### WRITTEN PROBLEM
Extract the records in full, leaving every picture out.

### RECORDS FOR THE TASK
_ _ _

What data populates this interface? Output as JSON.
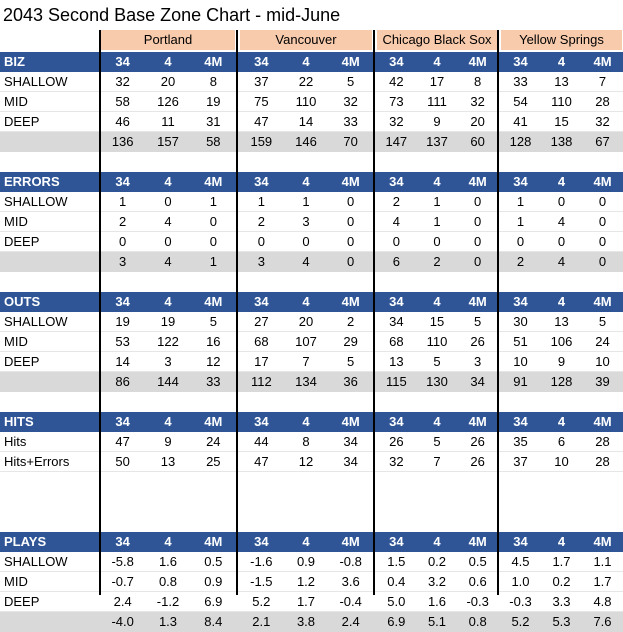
{
  "title": "2043 Second Base Zone Chart - mid-June",
  "teams": [
    "Portland",
    "Vancouver",
    "Chicago Black Sox",
    "Yellow Springs"
  ],
  "column_labels": [
    "34",
    "4",
    "4M"
  ],
  "sections": [
    {
      "name": "BIZ",
      "rows": [
        {
          "label": "SHALLOW",
          "values": [
            "32",
            "20",
            "8",
            "37",
            "22",
            "5",
            "42",
            "17",
            "8",
            "33",
            "13",
            "7"
          ]
        },
        {
          "label": "MID",
          "values": [
            "58",
            "126",
            "19",
            "75",
            "110",
            "32",
            "73",
            "111",
            "32",
            "54",
            "110",
            "28"
          ]
        },
        {
          "label": "DEEP",
          "values": [
            "46",
            "11",
            "31",
            "47",
            "14",
            "33",
            "32",
            "9",
            "20",
            "41",
            "15",
            "32"
          ]
        }
      ],
      "total": [
        "136",
        "157",
        "58",
        "159",
        "146",
        "70",
        "147",
        "137",
        "60",
        "128",
        "138",
        "67"
      ]
    },
    {
      "name": "ERRORS",
      "rows": [
        {
          "label": "SHALLOW",
          "values": [
            "1",
            "0",
            "1",
            "1",
            "1",
            "0",
            "2",
            "1",
            "0",
            "1",
            "0",
            "0"
          ]
        },
        {
          "label": "MID",
          "values": [
            "2",
            "4",
            "0",
            "2",
            "3",
            "0",
            "4",
            "1",
            "0",
            "1",
            "4",
            "0"
          ]
        },
        {
          "label": "DEEP",
          "values": [
            "0",
            "0",
            "0",
            "0",
            "0",
            "0",
            "0",
            "0",
            "0",
            "0",
            "0",
            "0"
          ]
        }
      ],
      "total": [
        "3",
        "4",
        "1",
        "3",
        "4",
        "0",
        "6",
        "2",
        "0",
        "2",
        "4",
        "0"
      ]
    },
    {
      "name": "OUTS",
      "rows": [
        {
          "label": "SHALLOW",
          "values": [
            "19",
            "19",
            "5",
            "27",
            "20",
            "2",
            "34",
            "15",
            "5",
            "30",
            "13",
            "5"
          ]
        },
        {
          "label": "MID",
          "values": [
            "53",
            "122",
            "16",
            "68",
            "107",
            "29",
            "68",
            "110",
            "26",
            "51",
            "106",
            "24"
          ]
        },
        {
          "label": "DEEP",
          "values": [
            "14",
            "3",
            "12",
            "17",
            "7",
            "5",
            "13",
            "5",
            "3",
            "10",
            "9",
            "10"
          ]
        }
      ],
      "total": [
        "86",
        "144",
        "33",
        "112",
        "134",
        "36",
        "115",
        "130",
        "34",
        "91",
        "128",
        "39"
      ]
    },
    {
      "name": "HITS",
      "rows": [
        {
          "label": "Hits",
          "values": [
            "47",
            "9",
            "24",
            "44",
            "8",
            "34",
            "26",
            "5",
            "26",
            "35",
            "6",
            "28"
          ]
        },
        {
          "label": "Hits+Errors",
          "values": [
            "50",
            "13",
            "25",
            "47",
            "12",
            "34",
            "32",
            "7",
            "26",
            "37",
            "10",
            "28"
          ]
        }
      ],
      "total": null
    },
    {
      "name": "PLAYS",
      "rows": [
        {
          "label": "SHALLOW",
          "values": [
            "-5.8",
            "1.6",
            "0.5",
            "-1.6",
            "0.9",
            "-0.8",
            "1.5",
            "0.2",
            "0.5",
            "4.5",
            "1.7",
            "1.1"
          ]
        },
        {
          "label": "MID",
          "values": [
            "-0.7",
            "0.8",
            "0.9",
            "-1.5",
            "1.2",
            "3.6",
            "0.4",
            "3.2",
            "0.6",
            "1.0",
            "0.2",
            "1.7"
          ]
        },
        {
          "label": "DEEP",
          "values": [
            "2.4",
            "-1.2",
            "6.9",
            "5.2",
            "1.7",
            "-0.4",
            "5.0",
            "1.6",
            "-0.3",
            "-0.3",
            "3.3",
            "4.8"
          ]
        }
      ],
      "total": [
        "-4.0",
        "1.3",
        "8.4",
        "2.1",
        "3.8",
        "2.4",
        "6.9",
        "5.1",
        "0.8",
        "5.2",
        "5.3",
        "7.6"
      ]
    }
  ],
  "colors": {
    "header_bg": "#2f5597",
    "header_text": "#ffffff",
    "team_bg": "#f8cbad",
    "total_bg": "#d9d9d9",
    "grid": "#e6e6e6"
  }
}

_ _ _

### IN RESPONSE
What data populates this interface? Output as JSON.
{
  "title": "2043 Second Base Zone Chart - mid-June",
  "teams": [
    "Portland",
    "Vancouver",
    "Chicago Black Sox",
    "Yellow Springs"
  ],
  "column_labels": [
    "34",
    "4",
    "4M"
  ],
  "sections": [
    {
      "name": "BIZ",
      "rows": [
        {
          "label": "SHALLOW",
          "values": [
            "32",
            "20",
            "8",
            "37",
            "22",
            "5",
            "42",
            "17",
            "8",
            "33",
            "13",
            "7"
          ]
        },
        {
          "label": "MID",
          "values": [
            "58",
            "126",
            "19",
            "75",
            "110",
            "32",
            "73",
            "111",
            "32",
            "54",
            "110",
            "28"
          ]
        },
        {
          "label": "DEEP",
          "values": [
            "46",
            "11",
            "31",
            "47",
            "14",
            "33",
            "32",
            "9",
            "20",
            "41",
            "15",
            "32"
          ]
        }
      ],
      "total": [
        "136",
        "157",
        "58",
        "159",
        "146",
        "70",
        "147",
        "137",
        "60",
        "128",
        "138",
        "67"
      ]
    },
    {
      "name": "ERRORS",
      "rows": [
        {
          "label": "SHALLOW",
          "values": [
            "1",
            "0",
            "1",
            "1",
            "1",
            "0",
            "2",
            "1",
            "0",
            "1",
            "0",
            "0"
          ]
        },
        {
          "label": "MID",
          "values": [
            "2",
            "4",
            "0",
            "2",
            "3",
            "0",
            "4",
            "1",
            "0",
            "1",
            "4",
            "0"
          ]
        },
        {
          "label": "DEEP",
          "values": [
            "0",
            "0",
            "0",
            "0",
            "0",
            "0",
            "0",
            "0",
            "0",
            "0",
            "0",
            "0"
          ]
        }
      ],
      "total": [
        "3",
        "4",
        "1",
        "3",
        "4",
        "0",
        "6",
        "2",
        "0",
        "2",
        "4",
        "0"
      ]
    },
    {
      "name": "OUTS",
      "rows": [
        {
          "label": "SHALLOW",
          "values": [
            "19",
            "19",
            "5",
            "27",
            "20",
            "2",
            "34",
            "15",
            "5",
            "30",
            "13",
            "5"
          ]
        },
        {
          "label": "MID",
          "values": [
            "53",
            "122",
            "16",
            "68",
            "107",
            "29",
            "68",
            "110",
            "26",
            "51",
            "106",
            "24"
          ]
        },
        {
          "label": "DEEP",
          "values": [
            "14",
            "3",
            "12",
            "17",
            "7",
            "5",
            "13",
            "5",
            "3",
            "10",
            "9",
            "10"
          ]
        }
      ],
      "total": [
        "86",
        "144",
        "33",
        "112",
        "134",
        "36",
        "115",
        "130",
        "34",
        "91",
        "128",
        "39"
      ]
    },
    {
      "name": "HITS",
      "rows": [
        {
          "label": "Hits",
          "values": [
            "47",
            "9",
            "24",
            "44",
            "8",
            "34",
            "26",
            "5",
            "26",
            "35",
            "6",
            "28"
          ]
        },
        {
          "label": "Hits+Errors",
          "values": [
            "50",
            "13",
            "25",
            "47",
            "12",
            "34",
            "32",
            "7",
            "26",
            "37",
            "10",
            "28"
          ]
        }
      ],
      "total": null
    },
    {
      "name": "PLAYS",
      "rows": [
        {
          "label": "SHALLOW",
          "values": [
            "-5.8",
            "1.6",
            "0.5",
            "-1.6",
            "0.9",
            "-0.8",
            "1.5",
            "0.2",
            "0.5",
            "4.5",
            "1.7",
            "1.1"
          ]
        },
        {
          "label": "MID",
          "values": [
            "-0.7",
            "0.8",
            "0.9",
            "-1.5",
            "1.2",
            "3.6",
            "0.4",
            "3.2",
            "0.6",
            "1.0",
            "0.2",
            "1.7"
          ]
        },
        {
          "label": "DEEP",
          "values": [
            "2.4",
            "-1.2",
            "6.9",
            "5.2",
            "1.7",
            "-0.4",
            "5.0",
            "1.6",
            "-0.3",
            "-0.3",
            "3.3",
            "4.8"
          ]
        }
      ],
      "total": [
        "-4.0",
        "1.3",
        "8.4",
        "2.1",
        "3.8",
        "2.4",
        "6.9",
        "5.1",
        "0.8",
        "5.2",
        "5.3",
        "7.6"
      ]
    }
  ],
  "colors": {
    "header_bg": "#2f5597",
    "header_text": "#ffffff",
    "team_bg": "#f8cbad",
    "total_bg": "#d9d9d9",
    "grid": "#e6e6e6"
  }
}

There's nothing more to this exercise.